Stored items:

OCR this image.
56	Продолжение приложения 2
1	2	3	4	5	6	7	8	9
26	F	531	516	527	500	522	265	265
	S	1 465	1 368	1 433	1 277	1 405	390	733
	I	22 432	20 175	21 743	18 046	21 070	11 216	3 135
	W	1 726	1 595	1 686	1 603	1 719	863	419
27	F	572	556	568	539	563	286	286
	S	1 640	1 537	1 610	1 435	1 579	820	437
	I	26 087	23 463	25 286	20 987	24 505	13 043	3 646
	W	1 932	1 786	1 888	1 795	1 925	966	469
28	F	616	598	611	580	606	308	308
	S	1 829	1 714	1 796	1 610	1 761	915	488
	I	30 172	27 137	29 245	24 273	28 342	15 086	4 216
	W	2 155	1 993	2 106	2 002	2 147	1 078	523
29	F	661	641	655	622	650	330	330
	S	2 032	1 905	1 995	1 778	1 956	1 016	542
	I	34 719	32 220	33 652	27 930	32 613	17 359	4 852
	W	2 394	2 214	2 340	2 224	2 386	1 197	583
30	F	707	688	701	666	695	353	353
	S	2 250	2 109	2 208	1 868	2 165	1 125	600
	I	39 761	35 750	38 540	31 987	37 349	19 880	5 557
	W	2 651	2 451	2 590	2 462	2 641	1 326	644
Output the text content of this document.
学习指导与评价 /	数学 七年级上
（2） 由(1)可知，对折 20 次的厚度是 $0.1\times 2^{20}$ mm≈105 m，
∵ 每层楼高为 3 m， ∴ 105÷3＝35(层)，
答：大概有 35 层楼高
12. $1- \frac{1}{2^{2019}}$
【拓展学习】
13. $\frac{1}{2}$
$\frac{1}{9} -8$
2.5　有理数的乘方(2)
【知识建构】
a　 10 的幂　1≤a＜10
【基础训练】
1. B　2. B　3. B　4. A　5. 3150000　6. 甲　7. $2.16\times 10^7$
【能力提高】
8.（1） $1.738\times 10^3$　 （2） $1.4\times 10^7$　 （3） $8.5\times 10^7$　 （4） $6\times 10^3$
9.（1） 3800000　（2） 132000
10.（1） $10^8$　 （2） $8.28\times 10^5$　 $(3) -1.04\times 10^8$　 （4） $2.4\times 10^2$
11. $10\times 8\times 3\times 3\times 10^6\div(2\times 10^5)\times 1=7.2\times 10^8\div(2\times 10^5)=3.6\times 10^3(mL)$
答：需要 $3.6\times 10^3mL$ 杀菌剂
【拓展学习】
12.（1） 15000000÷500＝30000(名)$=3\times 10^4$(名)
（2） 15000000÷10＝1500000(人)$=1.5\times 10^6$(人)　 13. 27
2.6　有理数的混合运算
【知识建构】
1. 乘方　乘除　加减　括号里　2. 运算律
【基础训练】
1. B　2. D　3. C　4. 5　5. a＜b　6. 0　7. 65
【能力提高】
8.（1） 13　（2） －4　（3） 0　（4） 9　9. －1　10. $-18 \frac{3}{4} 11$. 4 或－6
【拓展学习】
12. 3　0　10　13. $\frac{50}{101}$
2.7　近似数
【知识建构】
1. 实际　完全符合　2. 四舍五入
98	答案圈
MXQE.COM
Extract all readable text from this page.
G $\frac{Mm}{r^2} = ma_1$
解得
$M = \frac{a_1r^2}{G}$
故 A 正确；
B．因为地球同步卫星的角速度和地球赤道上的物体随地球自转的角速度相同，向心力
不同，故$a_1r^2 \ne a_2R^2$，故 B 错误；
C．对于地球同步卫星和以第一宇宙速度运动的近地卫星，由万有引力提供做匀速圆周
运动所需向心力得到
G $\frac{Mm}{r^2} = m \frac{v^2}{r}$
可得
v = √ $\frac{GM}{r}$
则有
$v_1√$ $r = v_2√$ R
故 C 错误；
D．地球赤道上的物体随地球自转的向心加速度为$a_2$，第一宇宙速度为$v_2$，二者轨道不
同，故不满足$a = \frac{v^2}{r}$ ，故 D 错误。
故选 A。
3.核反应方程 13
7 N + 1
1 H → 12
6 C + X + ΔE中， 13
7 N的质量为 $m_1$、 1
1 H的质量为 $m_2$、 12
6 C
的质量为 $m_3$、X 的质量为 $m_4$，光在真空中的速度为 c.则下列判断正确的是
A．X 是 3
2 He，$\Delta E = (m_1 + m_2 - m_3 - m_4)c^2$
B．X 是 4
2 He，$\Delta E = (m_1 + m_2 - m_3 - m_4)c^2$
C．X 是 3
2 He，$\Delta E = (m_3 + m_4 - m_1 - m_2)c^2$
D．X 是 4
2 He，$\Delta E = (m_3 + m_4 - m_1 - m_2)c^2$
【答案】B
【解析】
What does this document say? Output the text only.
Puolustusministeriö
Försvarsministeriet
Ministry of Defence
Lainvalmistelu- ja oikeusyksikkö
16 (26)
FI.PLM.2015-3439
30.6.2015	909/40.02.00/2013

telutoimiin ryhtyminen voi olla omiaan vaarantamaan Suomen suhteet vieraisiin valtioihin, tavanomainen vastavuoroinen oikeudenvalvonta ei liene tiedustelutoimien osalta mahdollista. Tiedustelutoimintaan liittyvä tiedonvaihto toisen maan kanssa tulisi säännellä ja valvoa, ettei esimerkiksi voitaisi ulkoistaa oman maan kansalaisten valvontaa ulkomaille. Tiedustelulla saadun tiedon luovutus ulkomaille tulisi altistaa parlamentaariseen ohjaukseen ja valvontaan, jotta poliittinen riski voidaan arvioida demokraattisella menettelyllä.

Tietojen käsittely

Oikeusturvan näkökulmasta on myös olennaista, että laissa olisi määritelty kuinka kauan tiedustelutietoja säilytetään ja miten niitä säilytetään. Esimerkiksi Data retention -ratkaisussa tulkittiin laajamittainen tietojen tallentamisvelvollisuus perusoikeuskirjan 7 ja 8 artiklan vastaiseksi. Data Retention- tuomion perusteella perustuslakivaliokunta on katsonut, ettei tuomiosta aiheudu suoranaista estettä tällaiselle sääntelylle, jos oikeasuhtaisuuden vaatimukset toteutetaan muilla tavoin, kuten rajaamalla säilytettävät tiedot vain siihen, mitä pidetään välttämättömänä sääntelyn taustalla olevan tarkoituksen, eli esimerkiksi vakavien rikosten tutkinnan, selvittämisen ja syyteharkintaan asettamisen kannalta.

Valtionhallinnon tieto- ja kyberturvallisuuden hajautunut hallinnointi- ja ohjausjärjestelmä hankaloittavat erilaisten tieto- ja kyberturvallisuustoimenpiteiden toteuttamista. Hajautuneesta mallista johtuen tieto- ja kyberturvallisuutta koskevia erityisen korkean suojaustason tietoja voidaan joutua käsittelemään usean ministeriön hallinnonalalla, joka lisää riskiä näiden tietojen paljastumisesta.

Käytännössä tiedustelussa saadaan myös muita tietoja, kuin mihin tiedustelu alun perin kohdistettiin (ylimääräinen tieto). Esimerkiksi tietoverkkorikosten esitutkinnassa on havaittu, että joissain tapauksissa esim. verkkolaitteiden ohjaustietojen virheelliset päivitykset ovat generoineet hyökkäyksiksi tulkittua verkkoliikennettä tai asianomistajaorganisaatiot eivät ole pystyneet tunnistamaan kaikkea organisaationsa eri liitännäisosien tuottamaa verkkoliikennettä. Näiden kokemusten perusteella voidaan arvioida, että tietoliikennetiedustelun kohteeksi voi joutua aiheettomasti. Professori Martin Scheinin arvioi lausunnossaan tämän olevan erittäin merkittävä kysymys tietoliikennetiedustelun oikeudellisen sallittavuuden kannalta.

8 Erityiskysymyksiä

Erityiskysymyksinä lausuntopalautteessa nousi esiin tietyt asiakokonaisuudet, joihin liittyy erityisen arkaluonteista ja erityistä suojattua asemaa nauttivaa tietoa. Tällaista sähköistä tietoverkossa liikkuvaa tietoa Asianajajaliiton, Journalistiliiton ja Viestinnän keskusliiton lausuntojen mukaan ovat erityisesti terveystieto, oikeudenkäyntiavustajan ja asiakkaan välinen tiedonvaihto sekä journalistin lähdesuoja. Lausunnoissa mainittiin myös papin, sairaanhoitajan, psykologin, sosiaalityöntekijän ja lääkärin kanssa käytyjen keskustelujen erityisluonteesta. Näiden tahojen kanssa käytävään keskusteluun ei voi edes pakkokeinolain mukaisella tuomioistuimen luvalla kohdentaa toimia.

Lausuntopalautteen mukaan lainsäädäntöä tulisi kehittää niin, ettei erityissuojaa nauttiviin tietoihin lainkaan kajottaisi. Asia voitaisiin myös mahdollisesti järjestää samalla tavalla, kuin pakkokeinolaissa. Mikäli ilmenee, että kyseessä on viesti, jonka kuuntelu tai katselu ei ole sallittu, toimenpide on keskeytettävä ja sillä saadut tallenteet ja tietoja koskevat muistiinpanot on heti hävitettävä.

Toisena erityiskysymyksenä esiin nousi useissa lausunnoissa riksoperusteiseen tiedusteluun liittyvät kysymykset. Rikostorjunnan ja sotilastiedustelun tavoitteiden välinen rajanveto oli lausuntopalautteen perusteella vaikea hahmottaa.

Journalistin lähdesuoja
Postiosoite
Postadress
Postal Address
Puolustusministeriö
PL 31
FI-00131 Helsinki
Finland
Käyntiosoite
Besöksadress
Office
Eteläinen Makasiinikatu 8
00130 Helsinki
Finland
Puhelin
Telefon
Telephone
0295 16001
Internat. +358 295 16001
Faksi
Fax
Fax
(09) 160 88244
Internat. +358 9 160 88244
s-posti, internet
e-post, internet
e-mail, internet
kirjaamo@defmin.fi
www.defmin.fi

## Given request
Work out how many lines in the records above contain the word "times", and reply with that number alone.

## The output
8